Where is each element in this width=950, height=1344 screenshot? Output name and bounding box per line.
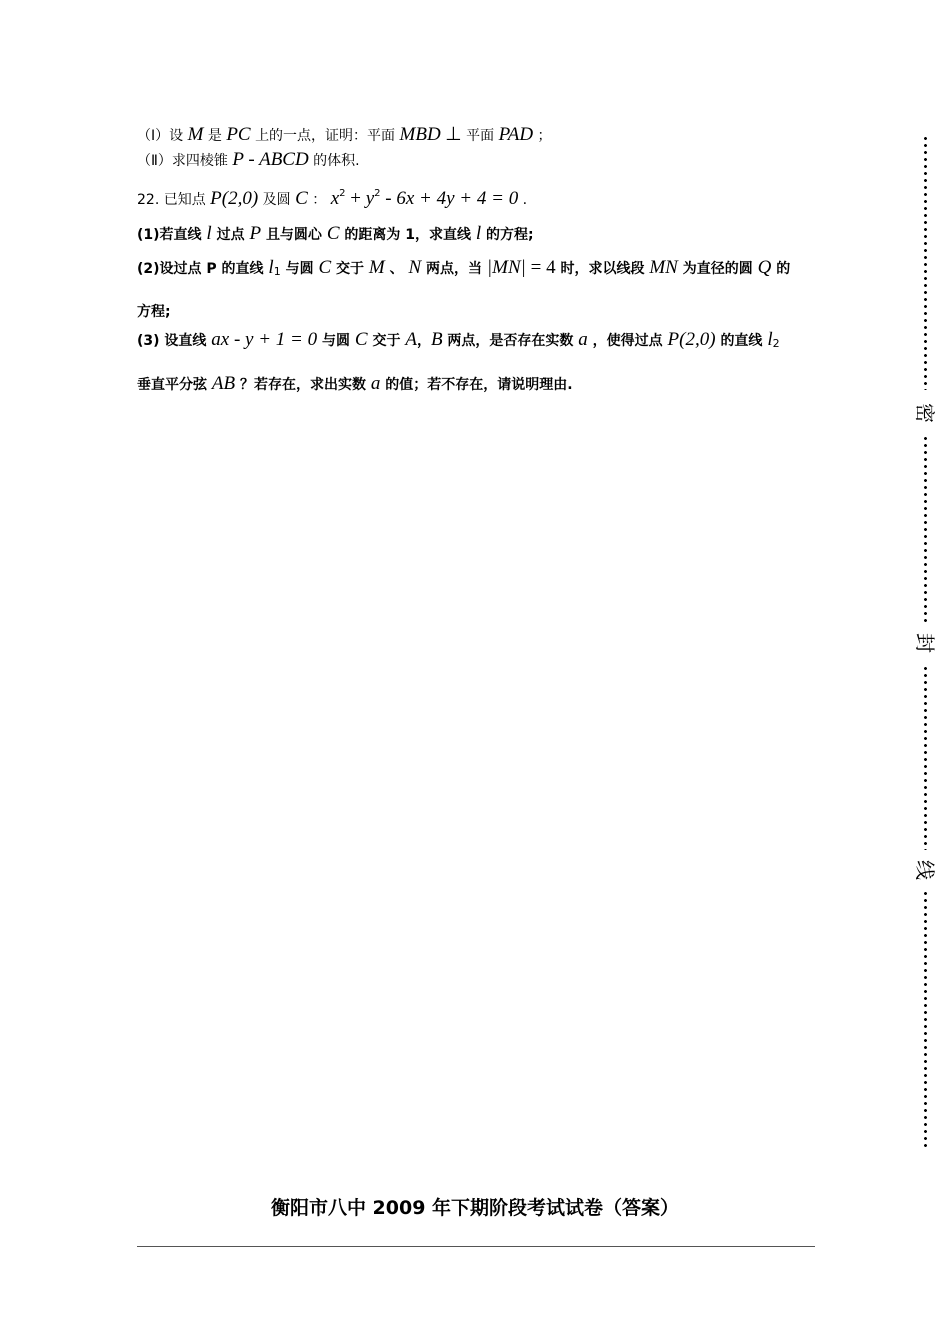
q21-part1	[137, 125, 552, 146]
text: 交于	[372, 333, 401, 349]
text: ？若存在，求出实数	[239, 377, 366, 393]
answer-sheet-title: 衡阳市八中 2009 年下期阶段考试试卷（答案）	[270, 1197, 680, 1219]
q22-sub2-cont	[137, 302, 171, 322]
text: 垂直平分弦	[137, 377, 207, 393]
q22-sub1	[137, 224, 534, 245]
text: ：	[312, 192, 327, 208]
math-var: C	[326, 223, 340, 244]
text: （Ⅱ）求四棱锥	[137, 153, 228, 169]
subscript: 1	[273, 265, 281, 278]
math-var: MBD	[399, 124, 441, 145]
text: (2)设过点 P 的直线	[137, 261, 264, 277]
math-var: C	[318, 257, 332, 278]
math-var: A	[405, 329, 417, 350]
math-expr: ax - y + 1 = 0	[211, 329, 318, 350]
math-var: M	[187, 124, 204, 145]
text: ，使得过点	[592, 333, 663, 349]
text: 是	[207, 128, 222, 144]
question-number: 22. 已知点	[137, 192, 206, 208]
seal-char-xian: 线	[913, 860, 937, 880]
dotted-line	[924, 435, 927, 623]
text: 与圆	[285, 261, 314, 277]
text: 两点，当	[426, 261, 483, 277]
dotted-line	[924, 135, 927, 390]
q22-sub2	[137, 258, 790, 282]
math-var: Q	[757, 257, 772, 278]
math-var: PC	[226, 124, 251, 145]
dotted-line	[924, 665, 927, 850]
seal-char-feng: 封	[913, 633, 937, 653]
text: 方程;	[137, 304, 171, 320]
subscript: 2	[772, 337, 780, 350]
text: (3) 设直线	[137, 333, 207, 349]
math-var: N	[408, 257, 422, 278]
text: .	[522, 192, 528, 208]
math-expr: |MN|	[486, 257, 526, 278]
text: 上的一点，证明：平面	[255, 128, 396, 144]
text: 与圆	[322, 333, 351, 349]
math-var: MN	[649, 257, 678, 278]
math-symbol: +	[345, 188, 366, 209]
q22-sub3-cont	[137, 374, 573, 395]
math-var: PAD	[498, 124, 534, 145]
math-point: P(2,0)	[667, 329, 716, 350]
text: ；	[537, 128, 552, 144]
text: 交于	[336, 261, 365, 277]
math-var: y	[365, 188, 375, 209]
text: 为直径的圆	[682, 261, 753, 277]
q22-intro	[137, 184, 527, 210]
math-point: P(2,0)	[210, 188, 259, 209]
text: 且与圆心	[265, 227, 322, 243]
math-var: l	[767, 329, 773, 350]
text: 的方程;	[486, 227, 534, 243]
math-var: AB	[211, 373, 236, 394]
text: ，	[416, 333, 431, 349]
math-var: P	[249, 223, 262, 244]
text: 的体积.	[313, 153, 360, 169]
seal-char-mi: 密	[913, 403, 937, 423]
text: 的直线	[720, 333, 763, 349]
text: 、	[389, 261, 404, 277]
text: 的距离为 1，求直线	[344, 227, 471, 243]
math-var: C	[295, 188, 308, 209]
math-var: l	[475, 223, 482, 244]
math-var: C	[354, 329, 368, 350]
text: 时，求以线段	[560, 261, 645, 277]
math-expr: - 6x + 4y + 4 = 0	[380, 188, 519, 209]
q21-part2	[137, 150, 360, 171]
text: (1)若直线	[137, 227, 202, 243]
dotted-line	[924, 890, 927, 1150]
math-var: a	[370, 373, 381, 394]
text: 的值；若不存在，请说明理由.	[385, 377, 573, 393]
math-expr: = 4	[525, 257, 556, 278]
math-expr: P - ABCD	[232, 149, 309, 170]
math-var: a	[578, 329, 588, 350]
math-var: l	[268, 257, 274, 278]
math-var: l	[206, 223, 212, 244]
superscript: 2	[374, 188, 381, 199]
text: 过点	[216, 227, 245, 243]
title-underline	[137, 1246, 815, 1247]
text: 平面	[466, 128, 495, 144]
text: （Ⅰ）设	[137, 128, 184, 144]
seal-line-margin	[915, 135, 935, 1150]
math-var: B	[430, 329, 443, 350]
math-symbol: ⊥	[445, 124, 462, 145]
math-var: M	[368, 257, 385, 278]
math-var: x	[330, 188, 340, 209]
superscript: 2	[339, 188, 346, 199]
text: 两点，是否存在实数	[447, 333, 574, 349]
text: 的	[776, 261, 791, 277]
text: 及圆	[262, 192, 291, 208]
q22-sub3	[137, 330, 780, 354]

§ Work to be completed
Copy every line of the records above word for word, and leave out the pictures.

§ Solved exercise
Where is each element in this width=950, height=1344 screenshot? Output name and bounding box per line.
q21-part1	[137, 125, 552, 146]
text: 交于	[372, 333, 401, 349]
text: ？若存在，求出实数	[239, 377, 366, 393]
answer-sheet-title: 衡阳市八中 2009 年下期阶段考试试卷（答案）	[270, 1197, 680, 1219]
q22-sub2-cont	[137, 302, 171, 322]
text: 垂直平分弦	[137, 377, 207, 393]
q22-sub1	[137, 224, 534, 245]
text: ：	[312, 192, 327, 208]
math-var: C	[326, 223, 340, 244]
text: （Ⅱ）求四棱锥	[137, 153, 228, 169]
subscript: 1	[273, 265, 281, 278]
math-var: MBD	[399, 124, 441, 145]
text: (2)设过点 P 的直线	[137, 261, 264, 277]
math-var: C	[318, 257, 332, 278]
math-var: A	[405, 329, 417, 350]
math-expr: ax - y + 1 = 0	[211, 329, 318, 350]
math-var: M	[187, 124, 204, 145]
text: ，使得过点	[592, 333, 663, 349]
text: 是	[207, 128, 222, 144]
question-number: 22. 已知点	[137, 192, 206, 208]
seal-char-xian: 线	[913, 860, 937, 880]
dotted-line	[924, 435, 927, 623]
text: 与圆	[285, 261, 314, 277]
text: 两点，当	[426, 261, 483, 277]
dotted-line	[924, 135, 927, 390]
q22-sub2	[137, 258, 790, 282]
math-var: Q	[757, 257, 772, 278]
math-var: PC	[226, 124, 251, 145]
dotted-line	[924, 665, 927, 850]
seal-char-feng: 封	[913, 633, 937, 653]
text: 方程;	[137, 304, 171, 320]
subscript: 2	[772, 337, 780, 350]
text: (3) 设直线	[137, 333, 207, 349]
math-var: N	[408, 257, 422, 278]
text: .	[522, 192, 528, 208]
math-expr: |MN|	[486, 257, 526, 278]
text: 上的一点，证明：平面	[255, 128, 396, 144]
text: 与圆	[322, 333, 351, 349]
math-var: MN	[649, 257, 678, 278]
math-symbol: +	[345, 188, 366, 209]
q22-sub3-cont	[137, 374, 573, 395]
math-var: PAD	[498, 124, 534, 145]
math-point: P(2,0)	[667, 329, 716, 350]
text: ；	[537, 128, 552, 144]
text: 交于	[336, 261, 365, 277]
math-var: y	[365, 188, 375, 209]
text: 为直径的圆	[682, 261, 753, 277]
q22-intro	[137, 184, 527, 210]
math-point: P(2,0)	[210, 188, 259, 209]
text: 且与圆心	[265, 227, 322, 243]
math-var: l	[767, 329, 773, 350]
text: 的方程;	[486, 227, 534, 243]
math-var: AB	[211, 373, 236, 394]
text: ，	[416, 333, 431, 349]
math-var: P	[249, 223, 262, 244]
text: 的体积.	[313, 153, 360, 169]
seal-char-mi: 密	[913, 403, 937, 423]
text: 的直线	[720, 333, 763, 349]
text: 、	[389, 261, 404, 277]
text: 的距离为 1，求直线	[344, 227, 471, 243]
math-var: C	[295, 188, 308, 209]
math-var: l	[475, 223, 482, 244]
math-var: C	[354, 329, 368, 350]
text: 时，求以线段	[560, 261, 645, 277]
math-expr: - 6x + 4y + 4 = 0	[380, 188, 519, 209]
q21-part2	[137, 150, 360, 171]
text: (1)若直线	[137, 227, 202, 243]
dotted-line	[924, 890, 927, 1150]
math-var: a	[370, 373, 381, 394]
text: 的值；若不存在，请说明理由.	[385, 377, 573, 393]
math-expr: = 4	[525, 257, 556, 278]
math-expr: P - ABCD	[232, 149, 309, 170]
math-var: a	[578, 329, 588, 350]
math-var: l	[268, 257, 274, 278]
math-var: l	[206, 223, 212, 244]
superscript: 2	[374, 188, 381, 199]
text: 过点	[216, 227, 245, 243]
title-underline	[137, 1246, 815, 1247]
text: 平面	[466, 128, 495, 144]
text: （Ⅰ）设	[137, 128, 184, 144]
seal-line-margin	[915, 135, 935, 1150]
math-var: B	[430, 329, 443, 350]
math-symbol: ⊥	[445, 124, 462, 145]
math-var: M	[368, 257, 385, 278]
math-var: x	[330, 188, 340, 209]
superscript: 2	[339, 188, 346, 199]
text: 两点，是否存在实数	[447, 333, 574, 349]
text: 的	[776, 261, 791, 277]
text: 及圆	[262, 192, 291, 208]
q22-sub3	[137, 330, 780, 354]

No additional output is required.